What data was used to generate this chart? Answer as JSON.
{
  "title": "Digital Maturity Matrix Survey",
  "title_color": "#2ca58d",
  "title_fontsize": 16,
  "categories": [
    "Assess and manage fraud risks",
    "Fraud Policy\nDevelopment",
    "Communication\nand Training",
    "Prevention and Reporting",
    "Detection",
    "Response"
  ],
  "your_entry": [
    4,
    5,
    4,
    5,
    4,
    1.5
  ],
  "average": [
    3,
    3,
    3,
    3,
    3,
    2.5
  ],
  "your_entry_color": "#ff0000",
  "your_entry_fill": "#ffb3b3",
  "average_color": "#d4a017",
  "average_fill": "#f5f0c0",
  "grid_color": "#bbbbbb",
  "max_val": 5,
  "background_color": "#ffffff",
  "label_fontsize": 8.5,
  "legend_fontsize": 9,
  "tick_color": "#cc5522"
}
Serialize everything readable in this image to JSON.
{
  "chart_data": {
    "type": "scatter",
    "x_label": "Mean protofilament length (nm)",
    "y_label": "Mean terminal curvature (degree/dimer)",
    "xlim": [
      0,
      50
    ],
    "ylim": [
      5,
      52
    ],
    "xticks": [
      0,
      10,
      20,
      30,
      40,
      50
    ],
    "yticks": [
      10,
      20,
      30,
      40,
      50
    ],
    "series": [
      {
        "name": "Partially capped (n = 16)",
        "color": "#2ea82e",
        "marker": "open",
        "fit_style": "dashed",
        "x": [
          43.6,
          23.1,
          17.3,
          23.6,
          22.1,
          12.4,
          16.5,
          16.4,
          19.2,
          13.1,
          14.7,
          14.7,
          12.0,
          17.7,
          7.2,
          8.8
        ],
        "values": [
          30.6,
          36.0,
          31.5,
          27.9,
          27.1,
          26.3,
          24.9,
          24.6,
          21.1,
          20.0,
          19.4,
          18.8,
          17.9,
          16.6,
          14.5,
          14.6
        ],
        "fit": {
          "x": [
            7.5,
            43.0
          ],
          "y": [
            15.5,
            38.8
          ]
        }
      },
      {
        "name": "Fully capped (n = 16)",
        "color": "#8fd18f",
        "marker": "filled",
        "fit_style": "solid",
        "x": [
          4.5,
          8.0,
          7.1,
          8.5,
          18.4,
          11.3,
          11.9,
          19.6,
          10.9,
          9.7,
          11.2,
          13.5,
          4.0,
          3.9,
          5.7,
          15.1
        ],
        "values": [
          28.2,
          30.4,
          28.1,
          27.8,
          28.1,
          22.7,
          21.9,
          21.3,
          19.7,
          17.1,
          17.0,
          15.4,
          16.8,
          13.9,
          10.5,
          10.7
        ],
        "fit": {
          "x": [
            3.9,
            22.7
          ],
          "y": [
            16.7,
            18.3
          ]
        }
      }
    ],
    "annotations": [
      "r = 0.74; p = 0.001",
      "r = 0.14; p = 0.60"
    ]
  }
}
============
* Directive
Restate each record exactly as written.

* Answer for the task
What data was used to generate this chart? Answer as JSON.
{
  "title": "Digital Maturity Matrix Survey",
  "title_color": "#2ca58d",
  "title_fontsize": 16,
  "categories": [
    "Assess and manage fraud risks",
    "Fraud Policy\nDevelopment",
    "Communication\nand Training",
    "Prevention and Reporting",
    "Detection",
    "Response"
  ],
  "your_entry": [
    4,
    5,
    4,
    5,
    4,
    1.5
  ],
  "average": [
    3,
    3,
    3,
    3,
    3,
    2.5
  ],
  "your_entry_color": "#ff0000",
  "your_entry_fill": "#ffb3b3",
  "average_color": "#d4a017",
  "average_fill": "#f5f0c0",
  "grid_color": "#bbbbbb",
  "max_val": 5,
  "background_color": "#ffffff",
  "label_fontsize": 8.5,
  "legend_fontsize": 9,
  "tick_color": "#cc5522"
}
Serialize everything readable in this image to JSON.
{
  "chart_data": {
    "type": "scatter",
    "x_label": "Mean protofilament length (nm)",
    "y_label": "Mean terminal curvature (degree/dimer)",
    "xlim": [
      0,
      50
    ],
    "ylim": [
      5,
      52
    ],
    "xticks": [
      0,
      10,
      20,
      30,
      40,
      50
    ],
    "yticks": [
      10,
      20,
      30,
      40,
      50
    ],
    "series": [
      {
        "name": "Partially capped (n = 16)",
        "color": "#2ea82e",
        "marker": "open",
        "fit_style": "dashed",
        "x": [
          43.6,
          23.1,
          17.3,
          23.6,
          22.1,
          12.4,
          16.5,
          16.4,
          19.2,
          13.1,
          14.7,
          14.7,
          12.0,
          17.7,
          7.2,
          8.8
        ],
        "values": [
          30.6,
          36.0,
          31.5,
          27.9,
          27.1,
          26.3,
          24.9,
          24.6,
          21.1,
          20.0,
          19.4,
          18.8,
          17.9,
          16.6,
          14.5,
          14.6
        ],
        "fit": {
          "x": [
            7.5,
            43.0
          ],
          "y": [
            15.5,
            38.8
          ]
        }
      },
      {
        "name": "Fully capped (n = 16)",
        "color": "#8fd18f",
        "marker": "filled",
        "fit_style": "solid",
        "x": [
          4.5,
          8.0,
          7.1,
          8.5,
          18.4,
          11.3,
          11.9,
          19.6,
          10.9,
          9.7,
          11.2,
          13.5,
          4.0,
          3.9,
          5.7,
          15.1
        ],
        "values": [
          28.2,
          30.4,
          28.1,
          27.8,
          28.1,
          22.7,
          21.9,
          21.3,
          19.7,
          17.1,
          17.0,
          15.4,
          16.8,
          13.9,
          10.5,
          10.7
        ],
        "fit": {
          "x": [
            3.9,
            22.7
          ],
          "y": [
            16.7,
            18.3
          ]
        }
      }
    ],
    "annotations": [
      "r = 0.74; p = 0.001",
      "r = 0.14; p = 0.60"
    ]
  }
}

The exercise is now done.